• _EXERCISE DESCRIPTION_: Could you reproduce the records word for word, from their first line up to and including the line that contains "- taskbar-internet-explorer[interactable]: [148, 728, 196, 768]"?

Dataset records
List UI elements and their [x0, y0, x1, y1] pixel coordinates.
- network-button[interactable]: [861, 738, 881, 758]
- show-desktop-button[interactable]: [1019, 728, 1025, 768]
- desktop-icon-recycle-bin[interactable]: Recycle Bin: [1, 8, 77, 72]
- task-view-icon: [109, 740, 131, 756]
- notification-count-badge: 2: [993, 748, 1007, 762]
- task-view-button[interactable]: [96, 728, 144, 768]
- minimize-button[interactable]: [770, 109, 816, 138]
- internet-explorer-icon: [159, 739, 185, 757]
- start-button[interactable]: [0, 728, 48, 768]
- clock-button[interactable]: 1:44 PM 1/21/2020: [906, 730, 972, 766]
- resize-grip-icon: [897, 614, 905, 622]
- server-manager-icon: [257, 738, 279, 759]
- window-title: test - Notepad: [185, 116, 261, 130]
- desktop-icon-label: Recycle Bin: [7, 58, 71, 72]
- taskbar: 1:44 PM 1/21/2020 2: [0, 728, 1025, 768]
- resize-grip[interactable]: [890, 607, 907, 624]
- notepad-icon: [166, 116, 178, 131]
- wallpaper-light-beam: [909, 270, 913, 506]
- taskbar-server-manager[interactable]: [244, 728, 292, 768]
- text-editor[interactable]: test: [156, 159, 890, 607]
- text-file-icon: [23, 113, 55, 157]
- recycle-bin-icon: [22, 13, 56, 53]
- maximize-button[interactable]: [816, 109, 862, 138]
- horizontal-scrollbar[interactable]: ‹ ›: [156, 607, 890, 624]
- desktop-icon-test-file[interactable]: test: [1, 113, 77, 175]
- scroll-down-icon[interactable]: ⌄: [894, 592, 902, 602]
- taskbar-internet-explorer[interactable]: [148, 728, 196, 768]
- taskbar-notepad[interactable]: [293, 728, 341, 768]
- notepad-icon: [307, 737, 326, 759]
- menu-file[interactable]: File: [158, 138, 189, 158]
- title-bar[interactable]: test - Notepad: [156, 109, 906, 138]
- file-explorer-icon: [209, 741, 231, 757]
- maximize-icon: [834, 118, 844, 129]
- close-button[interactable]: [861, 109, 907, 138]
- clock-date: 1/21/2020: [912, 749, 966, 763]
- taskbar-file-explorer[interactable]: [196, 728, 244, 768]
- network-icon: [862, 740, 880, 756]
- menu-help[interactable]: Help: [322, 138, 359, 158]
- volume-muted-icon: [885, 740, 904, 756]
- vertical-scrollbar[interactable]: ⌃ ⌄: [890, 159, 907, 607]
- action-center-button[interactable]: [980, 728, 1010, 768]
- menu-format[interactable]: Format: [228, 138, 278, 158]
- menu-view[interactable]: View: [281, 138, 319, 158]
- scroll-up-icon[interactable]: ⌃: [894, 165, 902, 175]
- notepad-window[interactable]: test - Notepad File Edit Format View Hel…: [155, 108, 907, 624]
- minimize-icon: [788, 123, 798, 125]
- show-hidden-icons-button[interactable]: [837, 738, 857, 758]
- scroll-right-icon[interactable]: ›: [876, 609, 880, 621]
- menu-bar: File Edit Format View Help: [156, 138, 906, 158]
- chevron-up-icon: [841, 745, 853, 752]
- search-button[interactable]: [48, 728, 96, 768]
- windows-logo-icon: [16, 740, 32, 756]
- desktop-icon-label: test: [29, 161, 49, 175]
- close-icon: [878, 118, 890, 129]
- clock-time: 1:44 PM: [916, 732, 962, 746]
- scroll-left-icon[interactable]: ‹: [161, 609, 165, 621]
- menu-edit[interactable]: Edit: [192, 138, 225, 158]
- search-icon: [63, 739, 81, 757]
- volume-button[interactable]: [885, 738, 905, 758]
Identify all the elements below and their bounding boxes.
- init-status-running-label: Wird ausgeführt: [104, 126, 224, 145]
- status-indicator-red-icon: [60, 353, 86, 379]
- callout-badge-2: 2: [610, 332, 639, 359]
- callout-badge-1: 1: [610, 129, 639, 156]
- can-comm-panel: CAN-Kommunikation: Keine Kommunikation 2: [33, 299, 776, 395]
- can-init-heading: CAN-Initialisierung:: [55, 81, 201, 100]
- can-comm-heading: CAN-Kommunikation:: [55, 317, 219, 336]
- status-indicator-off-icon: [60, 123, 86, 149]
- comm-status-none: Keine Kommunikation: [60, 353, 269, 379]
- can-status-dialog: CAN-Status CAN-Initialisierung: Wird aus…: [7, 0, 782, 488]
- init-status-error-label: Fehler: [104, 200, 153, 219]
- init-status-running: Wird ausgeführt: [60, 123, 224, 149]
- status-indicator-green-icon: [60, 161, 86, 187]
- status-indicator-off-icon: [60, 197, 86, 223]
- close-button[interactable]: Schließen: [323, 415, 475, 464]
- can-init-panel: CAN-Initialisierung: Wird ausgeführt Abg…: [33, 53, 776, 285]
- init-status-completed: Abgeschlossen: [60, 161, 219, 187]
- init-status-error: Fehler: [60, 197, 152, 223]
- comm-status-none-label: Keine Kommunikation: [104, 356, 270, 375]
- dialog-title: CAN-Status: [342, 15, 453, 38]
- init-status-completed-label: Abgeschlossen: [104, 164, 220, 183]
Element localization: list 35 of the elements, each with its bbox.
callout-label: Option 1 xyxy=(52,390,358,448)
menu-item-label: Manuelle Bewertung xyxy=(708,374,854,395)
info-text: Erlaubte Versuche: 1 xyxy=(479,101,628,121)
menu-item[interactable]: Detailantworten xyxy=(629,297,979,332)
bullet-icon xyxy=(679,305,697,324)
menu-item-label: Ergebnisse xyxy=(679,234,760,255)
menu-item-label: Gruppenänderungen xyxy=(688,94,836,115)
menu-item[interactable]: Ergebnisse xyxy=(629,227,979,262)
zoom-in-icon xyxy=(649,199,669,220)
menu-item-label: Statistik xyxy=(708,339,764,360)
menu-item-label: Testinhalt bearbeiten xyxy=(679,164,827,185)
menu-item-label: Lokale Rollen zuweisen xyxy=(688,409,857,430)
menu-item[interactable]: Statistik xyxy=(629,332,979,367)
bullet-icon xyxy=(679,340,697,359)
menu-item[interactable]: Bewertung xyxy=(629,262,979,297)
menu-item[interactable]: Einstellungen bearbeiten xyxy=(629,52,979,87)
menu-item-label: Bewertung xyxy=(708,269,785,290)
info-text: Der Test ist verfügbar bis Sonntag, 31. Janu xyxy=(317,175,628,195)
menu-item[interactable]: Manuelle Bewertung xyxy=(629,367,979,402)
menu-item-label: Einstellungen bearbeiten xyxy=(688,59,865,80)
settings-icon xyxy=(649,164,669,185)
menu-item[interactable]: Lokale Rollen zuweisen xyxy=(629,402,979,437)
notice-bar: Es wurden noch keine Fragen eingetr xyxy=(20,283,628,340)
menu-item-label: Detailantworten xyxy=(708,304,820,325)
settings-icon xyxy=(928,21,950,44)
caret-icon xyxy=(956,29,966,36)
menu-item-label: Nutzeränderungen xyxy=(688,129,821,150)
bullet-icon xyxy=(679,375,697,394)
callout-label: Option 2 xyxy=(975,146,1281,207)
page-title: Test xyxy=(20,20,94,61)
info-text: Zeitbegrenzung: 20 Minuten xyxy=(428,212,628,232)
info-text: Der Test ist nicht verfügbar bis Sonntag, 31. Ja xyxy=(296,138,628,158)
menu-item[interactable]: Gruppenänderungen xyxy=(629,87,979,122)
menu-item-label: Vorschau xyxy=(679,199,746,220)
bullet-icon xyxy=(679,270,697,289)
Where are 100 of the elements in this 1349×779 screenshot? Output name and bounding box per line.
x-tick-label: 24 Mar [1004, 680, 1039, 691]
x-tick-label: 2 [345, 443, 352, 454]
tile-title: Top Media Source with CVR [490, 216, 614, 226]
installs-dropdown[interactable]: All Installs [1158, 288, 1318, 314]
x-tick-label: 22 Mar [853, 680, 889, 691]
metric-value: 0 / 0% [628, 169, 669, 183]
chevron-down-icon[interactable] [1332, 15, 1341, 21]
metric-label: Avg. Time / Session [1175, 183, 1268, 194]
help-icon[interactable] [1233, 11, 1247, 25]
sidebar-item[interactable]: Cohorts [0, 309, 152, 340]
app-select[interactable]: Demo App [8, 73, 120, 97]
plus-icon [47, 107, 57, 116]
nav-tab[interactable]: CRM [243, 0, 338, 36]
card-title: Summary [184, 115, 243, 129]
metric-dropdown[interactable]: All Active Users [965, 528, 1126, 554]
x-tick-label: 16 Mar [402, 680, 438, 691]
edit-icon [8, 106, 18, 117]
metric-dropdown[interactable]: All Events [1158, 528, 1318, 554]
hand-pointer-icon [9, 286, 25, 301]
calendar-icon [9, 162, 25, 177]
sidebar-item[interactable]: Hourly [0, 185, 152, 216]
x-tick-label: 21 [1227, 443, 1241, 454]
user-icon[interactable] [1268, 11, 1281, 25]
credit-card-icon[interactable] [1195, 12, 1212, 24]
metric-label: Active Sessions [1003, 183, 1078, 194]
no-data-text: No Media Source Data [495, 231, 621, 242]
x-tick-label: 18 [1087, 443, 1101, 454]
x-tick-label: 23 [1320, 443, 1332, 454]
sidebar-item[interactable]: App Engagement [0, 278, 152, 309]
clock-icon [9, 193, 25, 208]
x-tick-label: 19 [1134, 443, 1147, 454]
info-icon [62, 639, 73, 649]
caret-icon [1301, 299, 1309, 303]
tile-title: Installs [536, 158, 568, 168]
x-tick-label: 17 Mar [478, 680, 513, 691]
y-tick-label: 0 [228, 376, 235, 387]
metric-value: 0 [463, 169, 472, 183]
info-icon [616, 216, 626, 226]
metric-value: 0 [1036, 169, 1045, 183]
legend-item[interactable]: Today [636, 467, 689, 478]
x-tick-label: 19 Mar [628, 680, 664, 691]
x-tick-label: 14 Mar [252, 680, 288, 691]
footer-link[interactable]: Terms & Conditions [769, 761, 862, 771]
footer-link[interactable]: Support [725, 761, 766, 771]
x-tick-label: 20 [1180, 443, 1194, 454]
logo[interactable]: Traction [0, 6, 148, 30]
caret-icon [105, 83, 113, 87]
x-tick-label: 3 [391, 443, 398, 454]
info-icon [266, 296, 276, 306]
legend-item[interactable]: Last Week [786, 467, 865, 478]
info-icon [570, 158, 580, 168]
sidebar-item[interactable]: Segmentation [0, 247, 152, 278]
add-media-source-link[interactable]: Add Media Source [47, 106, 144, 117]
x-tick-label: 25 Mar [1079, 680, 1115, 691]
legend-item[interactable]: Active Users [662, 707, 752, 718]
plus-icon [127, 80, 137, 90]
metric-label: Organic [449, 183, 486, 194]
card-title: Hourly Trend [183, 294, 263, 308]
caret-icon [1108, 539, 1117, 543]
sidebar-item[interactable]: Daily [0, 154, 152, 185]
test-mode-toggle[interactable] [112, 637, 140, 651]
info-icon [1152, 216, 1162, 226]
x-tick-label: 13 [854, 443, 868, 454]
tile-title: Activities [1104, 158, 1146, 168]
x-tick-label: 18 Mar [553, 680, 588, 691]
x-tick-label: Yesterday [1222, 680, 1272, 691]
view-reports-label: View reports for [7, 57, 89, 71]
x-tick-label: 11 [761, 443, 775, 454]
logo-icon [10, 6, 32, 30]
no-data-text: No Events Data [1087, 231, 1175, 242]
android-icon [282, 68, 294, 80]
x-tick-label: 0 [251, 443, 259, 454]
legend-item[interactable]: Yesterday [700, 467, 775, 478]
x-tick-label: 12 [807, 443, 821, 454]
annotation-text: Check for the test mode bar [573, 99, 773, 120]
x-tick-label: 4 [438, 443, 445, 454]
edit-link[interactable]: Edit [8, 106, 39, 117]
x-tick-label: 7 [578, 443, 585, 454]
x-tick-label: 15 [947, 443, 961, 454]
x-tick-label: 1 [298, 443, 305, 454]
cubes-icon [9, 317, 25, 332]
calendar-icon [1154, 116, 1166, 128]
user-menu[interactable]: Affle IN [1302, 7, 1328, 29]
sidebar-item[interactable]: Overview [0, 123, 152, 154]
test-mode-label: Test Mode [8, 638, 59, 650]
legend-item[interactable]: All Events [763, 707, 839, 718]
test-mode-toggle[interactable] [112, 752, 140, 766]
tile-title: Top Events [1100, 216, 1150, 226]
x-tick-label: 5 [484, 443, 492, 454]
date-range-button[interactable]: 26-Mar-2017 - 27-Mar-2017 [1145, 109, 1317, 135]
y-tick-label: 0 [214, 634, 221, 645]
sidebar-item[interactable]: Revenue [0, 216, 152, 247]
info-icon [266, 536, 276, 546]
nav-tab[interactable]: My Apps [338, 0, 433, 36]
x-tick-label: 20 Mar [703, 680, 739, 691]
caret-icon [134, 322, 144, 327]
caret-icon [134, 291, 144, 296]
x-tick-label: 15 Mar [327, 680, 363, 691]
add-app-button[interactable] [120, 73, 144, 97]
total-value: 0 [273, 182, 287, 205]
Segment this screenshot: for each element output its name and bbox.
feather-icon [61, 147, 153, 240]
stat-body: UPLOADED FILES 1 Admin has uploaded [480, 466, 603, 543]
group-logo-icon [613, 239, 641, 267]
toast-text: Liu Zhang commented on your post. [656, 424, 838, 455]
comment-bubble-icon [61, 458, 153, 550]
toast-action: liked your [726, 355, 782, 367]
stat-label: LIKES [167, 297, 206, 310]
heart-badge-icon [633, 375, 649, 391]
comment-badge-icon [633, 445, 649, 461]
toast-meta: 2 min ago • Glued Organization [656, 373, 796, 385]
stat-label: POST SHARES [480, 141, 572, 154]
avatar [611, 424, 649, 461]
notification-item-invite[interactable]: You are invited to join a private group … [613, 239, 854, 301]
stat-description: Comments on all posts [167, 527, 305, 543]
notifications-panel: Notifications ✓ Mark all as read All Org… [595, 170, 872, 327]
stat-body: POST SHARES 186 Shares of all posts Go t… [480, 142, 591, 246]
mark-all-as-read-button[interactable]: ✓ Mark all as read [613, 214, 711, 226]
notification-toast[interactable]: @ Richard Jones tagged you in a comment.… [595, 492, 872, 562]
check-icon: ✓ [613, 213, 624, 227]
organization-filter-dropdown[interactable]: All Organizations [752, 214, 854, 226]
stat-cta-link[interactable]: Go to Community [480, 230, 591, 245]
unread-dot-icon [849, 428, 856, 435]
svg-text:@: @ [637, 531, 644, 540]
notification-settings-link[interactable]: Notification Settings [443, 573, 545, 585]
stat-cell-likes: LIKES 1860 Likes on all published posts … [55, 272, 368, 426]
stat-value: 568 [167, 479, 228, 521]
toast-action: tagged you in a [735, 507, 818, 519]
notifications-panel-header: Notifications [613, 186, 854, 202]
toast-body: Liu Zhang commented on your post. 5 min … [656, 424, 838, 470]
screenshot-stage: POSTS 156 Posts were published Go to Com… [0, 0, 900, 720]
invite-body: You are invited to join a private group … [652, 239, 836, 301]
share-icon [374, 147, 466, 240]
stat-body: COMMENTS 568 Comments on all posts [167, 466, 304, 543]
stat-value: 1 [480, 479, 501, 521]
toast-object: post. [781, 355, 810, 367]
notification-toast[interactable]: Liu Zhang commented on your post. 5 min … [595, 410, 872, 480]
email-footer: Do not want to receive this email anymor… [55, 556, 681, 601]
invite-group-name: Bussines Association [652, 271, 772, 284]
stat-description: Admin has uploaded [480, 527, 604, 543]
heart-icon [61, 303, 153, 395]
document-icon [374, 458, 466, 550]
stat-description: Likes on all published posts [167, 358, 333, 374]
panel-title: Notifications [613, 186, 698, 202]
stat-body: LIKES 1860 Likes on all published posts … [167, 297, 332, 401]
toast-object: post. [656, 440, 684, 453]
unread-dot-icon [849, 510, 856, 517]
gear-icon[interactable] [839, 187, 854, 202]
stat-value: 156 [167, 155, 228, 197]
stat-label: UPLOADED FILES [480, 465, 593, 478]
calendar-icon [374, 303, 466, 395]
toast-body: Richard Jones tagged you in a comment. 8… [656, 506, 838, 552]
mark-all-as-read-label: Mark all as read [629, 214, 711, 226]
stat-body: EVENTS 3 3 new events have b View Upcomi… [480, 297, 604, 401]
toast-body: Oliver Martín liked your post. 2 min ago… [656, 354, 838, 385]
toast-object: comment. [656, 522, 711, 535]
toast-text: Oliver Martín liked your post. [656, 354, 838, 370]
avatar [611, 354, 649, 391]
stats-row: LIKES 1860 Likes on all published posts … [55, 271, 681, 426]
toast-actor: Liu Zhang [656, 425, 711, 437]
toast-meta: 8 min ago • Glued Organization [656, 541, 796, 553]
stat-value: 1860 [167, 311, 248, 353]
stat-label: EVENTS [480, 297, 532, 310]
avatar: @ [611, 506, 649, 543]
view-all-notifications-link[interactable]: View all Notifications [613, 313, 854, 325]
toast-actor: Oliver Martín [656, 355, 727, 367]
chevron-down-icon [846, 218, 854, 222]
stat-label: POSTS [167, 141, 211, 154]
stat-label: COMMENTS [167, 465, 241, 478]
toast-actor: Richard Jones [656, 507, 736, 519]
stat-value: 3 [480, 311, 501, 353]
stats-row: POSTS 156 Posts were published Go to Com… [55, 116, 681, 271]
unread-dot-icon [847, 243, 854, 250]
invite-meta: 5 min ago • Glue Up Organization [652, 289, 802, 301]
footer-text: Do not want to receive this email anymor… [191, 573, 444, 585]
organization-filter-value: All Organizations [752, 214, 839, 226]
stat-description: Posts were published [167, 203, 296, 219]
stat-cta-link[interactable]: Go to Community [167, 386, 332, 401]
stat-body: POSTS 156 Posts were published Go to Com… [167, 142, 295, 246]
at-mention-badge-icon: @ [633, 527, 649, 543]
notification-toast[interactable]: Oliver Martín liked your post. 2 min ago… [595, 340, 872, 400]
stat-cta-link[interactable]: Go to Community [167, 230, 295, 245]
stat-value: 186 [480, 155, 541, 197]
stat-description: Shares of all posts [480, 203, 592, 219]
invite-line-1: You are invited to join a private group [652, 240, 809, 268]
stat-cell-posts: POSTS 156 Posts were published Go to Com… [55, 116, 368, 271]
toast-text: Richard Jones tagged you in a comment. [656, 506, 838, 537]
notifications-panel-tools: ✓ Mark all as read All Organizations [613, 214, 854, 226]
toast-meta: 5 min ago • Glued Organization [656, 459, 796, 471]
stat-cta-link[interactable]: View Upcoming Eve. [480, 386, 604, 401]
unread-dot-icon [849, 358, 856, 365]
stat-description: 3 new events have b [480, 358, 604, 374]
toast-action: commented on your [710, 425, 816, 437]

• _REPLY TO THE TASK_:
List UI elements and their [x0, y0, x1, y1] pixel coordinates.
- network-button[interactable]: [861, 738, 881, 758]
- show-desktop-button[interactable]: [1019, 728, 1025, 768]
- desktop-icon-recycle-bin[interactable]: Recycle Bin: [1, 8, 77, 72]
- task-view-icon: [109, 740, 131, 756]
- notification-count-badge: 2: [993, 748, 1007, 762]
- task-view-button[interactable]: [96, 728, 144, 768]
- minimize-button[interactable]: [770, 109, 816, 138]
- internet-explorer-icon: [159, 739, 185, 757]
- start-button[interactable]: [0, 728, 48, 768]
- clock-button[interactable]: 1:44 PM 1/21/2020: [906, 730, 972, 766]
- resize-grip-icon: [897, 614, 905, 622]
- server-manager-icon: [257, 738, 279, 759]
- window-title: test - Notepad: [185, 116, 261, 130]
- desktop-icon-label: Recycle Bin: [7, 58, 71, 72]
- taskbar: 1:44 PM 1/21/2020 2: [0, 728, 1025, 768]
- resize-grip[interactable]: [890, 607, 907, 624]
- notepad-icon: [166, 116, 178, 131]
- wallpaper-light-beam: [909, 270, 913, 506]
- taskbar-server-manager[interactable]: [244, 728, 292, 768]
- text-editor[interactable]: test: [156, 159, 890, 607]
- text-file-icon: [23, 113, 55, 157]
- recycle-bin-icon: [22, 13, 56, 53]
- maximize-button[interactable]: [816, 109, 862, 138]
- horizontal-scrollbar[interactable]: ‹ ›: [156, 607, 890, 624]
- desktop-icon-test-file[interactable]: test: [1, 113, 77, 175]
- scroll-down-icon[interactable]: ⌄: [894, 592, 902, 602]
- taskbar-internet-explorer[interactable]: [148, 728, 196, 768]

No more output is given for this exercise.